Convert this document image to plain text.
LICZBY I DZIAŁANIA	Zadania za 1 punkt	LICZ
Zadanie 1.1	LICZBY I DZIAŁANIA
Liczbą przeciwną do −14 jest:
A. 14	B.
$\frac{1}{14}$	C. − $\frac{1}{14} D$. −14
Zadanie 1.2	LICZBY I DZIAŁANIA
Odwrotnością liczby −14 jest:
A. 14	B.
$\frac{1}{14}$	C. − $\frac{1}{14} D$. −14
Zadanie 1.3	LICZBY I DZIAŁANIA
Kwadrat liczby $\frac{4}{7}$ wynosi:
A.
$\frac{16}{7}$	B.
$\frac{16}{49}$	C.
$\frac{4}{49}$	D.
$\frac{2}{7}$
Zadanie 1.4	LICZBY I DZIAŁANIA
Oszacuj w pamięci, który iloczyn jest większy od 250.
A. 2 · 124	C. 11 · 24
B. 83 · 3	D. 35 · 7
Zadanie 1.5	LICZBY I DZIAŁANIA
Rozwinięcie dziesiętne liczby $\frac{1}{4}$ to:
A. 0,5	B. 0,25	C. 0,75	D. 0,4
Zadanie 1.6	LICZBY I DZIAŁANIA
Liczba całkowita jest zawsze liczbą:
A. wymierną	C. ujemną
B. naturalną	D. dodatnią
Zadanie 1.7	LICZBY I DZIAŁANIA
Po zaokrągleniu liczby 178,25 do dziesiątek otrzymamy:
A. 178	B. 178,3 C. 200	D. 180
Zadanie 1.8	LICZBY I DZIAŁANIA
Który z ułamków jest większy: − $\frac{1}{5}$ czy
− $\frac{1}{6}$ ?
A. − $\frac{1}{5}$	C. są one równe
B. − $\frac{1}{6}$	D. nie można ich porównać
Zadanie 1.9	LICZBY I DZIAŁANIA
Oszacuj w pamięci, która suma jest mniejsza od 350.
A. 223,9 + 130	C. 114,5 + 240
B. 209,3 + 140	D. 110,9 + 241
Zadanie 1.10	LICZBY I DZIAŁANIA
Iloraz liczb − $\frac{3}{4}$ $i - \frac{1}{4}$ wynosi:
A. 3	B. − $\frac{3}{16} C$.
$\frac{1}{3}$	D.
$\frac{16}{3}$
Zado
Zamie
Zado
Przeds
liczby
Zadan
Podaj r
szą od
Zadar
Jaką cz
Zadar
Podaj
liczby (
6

----------

== TASK GOAL ==
Only the number is needed here: how many lines of the records contain "jest"?

== FULL SOLUTION ==
6